Extracted data entries
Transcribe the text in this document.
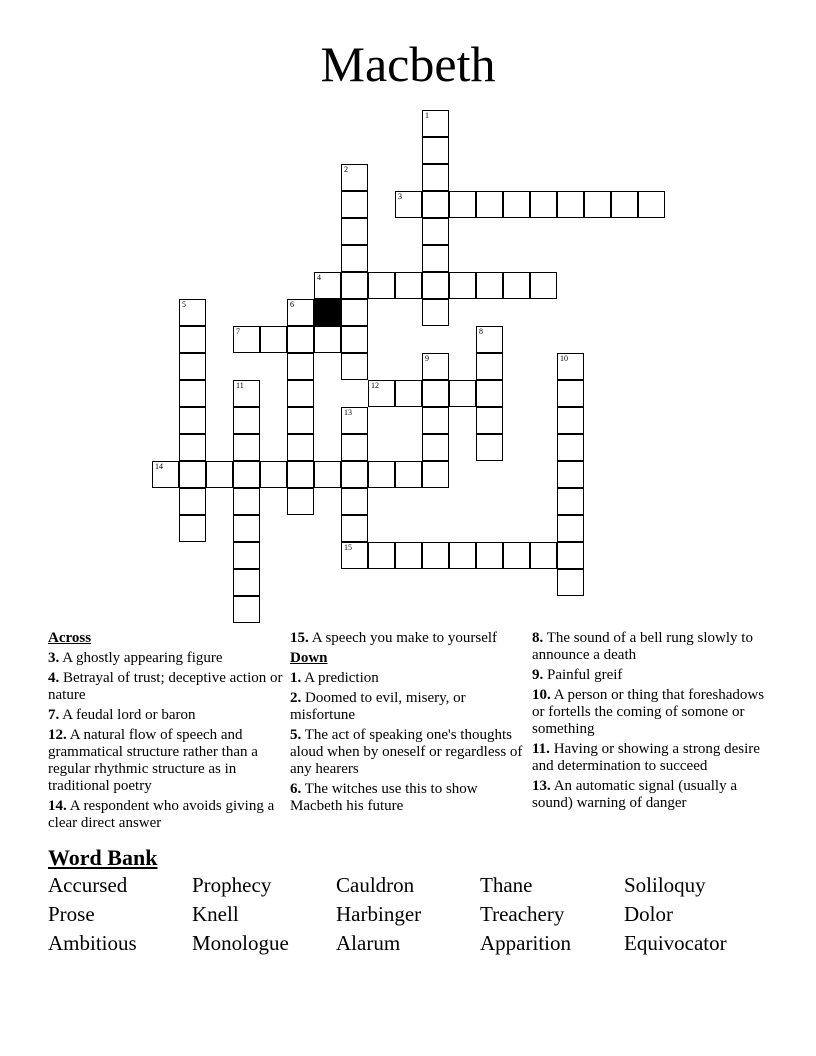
Macbeth
1
2
3
4
5	6
7	8
9	10
11	12
13
15
14
Across
3. A ghostly appearing figure
4. Betrayal of trust; deceptive action or nature
7. A feudal lord or baron
12. A natural flow of speech and grammatical structure rather than a regular rhythmic structure as in traditional poetry
14. A respondent who avoids giving a clear direct answer
15. A speech you make to yourself
Down
1. A prediction
2. Doomed to evil, misery, or misfortune
5. The act of speaking one's thoughts aloud when by oneself or regardless of any hearers
6. The witches use this to show Macbeth his future
8. The sound of a bell rung slowly to announce a death
9. Painful greif
10. A person or thing that foreshadows or fortells the coming of somone or something
11. Having or showing a strong desire and determination to succeed
13. An automatic signal (usually a sound) warning of danger
Word Bank
Accursed	Prophecy	Cauldron	Thane	Soliloquy
Prose	Knell	Harbinger	Treachery	Dolor
Ambitious	Monologue	Alarum	Apparition	Equivocator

## What you have to do
From the listing above, print every entry precisely and drop the pictures.

## The completed task
Transcribe the text in this document.
Macbeth
1
2
3
4
5	6
7	8
9	10
11	12
13
15
14
Across
3. A ghostly appearing figure
4. Betrayal of trust; deceptive action or nature
7. A feudal lord or baron
12. A natural flow of speech and grammatical structure rather than a regular rhythmic structure as in traditional poetry
14. A respondent who avoids giving a clear direct answer
15. A speech you make to yourself
Down
1. A prediction
2. Doomed to evil, misery, or misfortune
5. The act of speaking one's thoughts aloud when by oneself or regardless of any hearers
6. The witches use this to show Macbeth his future
8. The sound of a bell rung slowly to announce a death
9. Painful greif
10. A person or thing that foreshadows or fortells the coming of somone or something
11. Having or showing a strong desire and determination to succeed
13. An automatic signal (usually a sound) warning of danger
Word Bank
Accursed	Prophecy	Cauldron	Thane	Soliloquy
Prose	Knell	Harbinger	Treachery	Dolor
Ambitious	Monologue	Alarum	Apparition	Equivocator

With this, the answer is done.